═════ RECORDED INFORMATION ═════

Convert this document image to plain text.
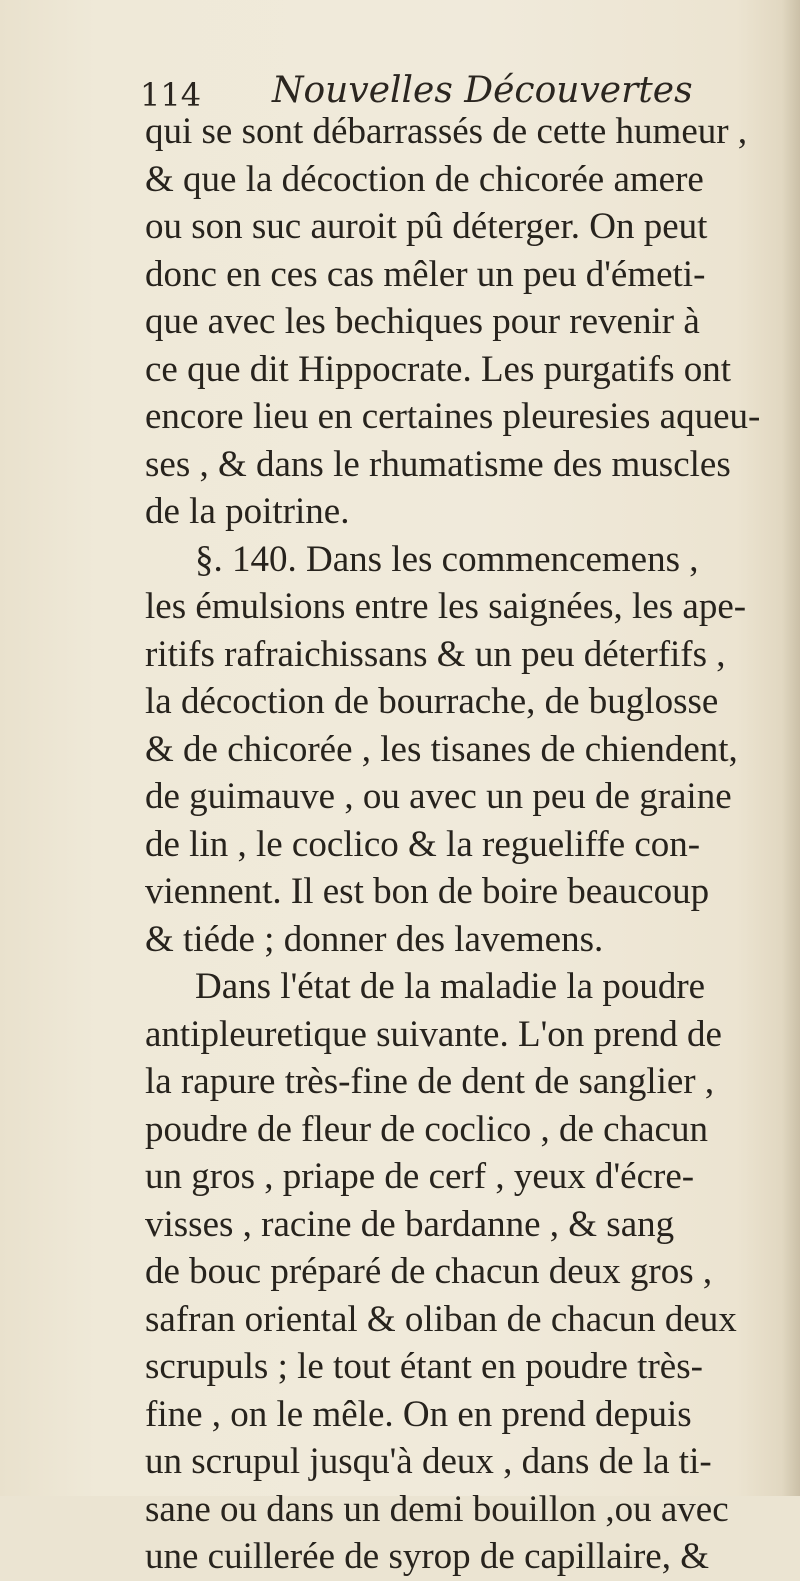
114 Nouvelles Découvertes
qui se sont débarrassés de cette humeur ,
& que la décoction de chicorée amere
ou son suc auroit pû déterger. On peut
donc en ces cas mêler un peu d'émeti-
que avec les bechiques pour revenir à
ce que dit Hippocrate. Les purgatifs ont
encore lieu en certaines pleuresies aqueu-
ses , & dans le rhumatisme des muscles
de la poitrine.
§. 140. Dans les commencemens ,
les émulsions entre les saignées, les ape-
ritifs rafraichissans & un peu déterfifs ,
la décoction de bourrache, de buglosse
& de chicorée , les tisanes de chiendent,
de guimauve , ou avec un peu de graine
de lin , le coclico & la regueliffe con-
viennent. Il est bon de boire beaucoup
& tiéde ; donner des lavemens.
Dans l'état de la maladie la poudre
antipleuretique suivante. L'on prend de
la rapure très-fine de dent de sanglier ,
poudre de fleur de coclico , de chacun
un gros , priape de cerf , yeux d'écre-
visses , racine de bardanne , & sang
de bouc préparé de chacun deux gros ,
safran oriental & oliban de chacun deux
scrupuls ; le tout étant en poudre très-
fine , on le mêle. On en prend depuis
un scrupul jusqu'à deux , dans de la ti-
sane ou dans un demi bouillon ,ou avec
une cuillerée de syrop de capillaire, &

═════
═════ RECORDED INFORMATION ═════

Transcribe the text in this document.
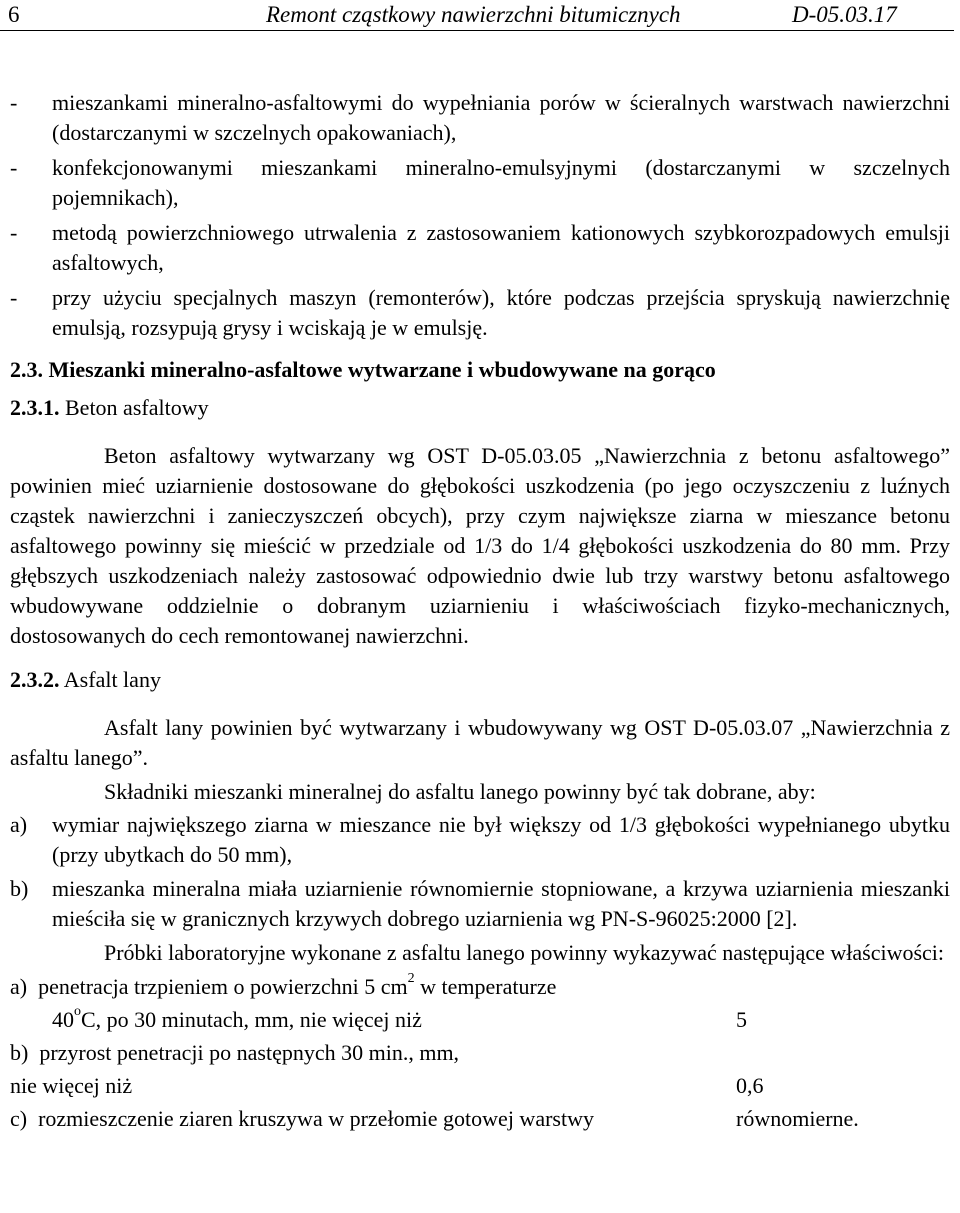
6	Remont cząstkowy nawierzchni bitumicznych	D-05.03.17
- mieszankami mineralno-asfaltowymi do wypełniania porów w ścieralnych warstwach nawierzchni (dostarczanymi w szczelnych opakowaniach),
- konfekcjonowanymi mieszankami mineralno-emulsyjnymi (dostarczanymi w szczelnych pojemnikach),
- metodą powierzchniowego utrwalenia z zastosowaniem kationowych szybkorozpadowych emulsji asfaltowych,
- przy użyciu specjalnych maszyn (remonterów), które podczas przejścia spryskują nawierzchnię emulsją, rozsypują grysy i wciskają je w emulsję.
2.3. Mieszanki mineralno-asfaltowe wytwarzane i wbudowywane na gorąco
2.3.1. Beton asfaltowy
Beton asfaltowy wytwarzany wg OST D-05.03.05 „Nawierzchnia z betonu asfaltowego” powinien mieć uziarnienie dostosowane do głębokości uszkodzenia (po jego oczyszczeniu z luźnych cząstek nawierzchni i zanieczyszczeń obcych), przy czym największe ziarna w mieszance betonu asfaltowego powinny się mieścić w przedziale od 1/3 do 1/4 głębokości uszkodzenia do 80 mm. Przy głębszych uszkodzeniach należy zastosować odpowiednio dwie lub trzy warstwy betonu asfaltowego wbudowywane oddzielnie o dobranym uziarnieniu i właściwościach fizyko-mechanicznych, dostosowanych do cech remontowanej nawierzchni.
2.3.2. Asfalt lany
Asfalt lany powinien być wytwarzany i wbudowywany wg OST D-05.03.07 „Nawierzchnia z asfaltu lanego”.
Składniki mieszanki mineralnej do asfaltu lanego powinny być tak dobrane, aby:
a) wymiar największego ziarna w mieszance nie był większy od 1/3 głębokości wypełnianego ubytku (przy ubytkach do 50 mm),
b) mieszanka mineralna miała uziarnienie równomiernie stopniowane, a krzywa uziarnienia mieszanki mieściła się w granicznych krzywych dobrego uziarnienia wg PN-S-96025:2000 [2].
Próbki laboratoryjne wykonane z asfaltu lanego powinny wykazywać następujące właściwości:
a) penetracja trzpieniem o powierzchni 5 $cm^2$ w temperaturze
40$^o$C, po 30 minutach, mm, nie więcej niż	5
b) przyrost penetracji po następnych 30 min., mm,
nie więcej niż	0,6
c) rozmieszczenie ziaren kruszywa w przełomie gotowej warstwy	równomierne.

═════

[WHAT TO PRODUCE]
Copy each line that holds the word "gros".

[TASK RESPONSE]
un gros , priape de cerf , yeux d'écre-
de bouc préparé de chacun deux gros ,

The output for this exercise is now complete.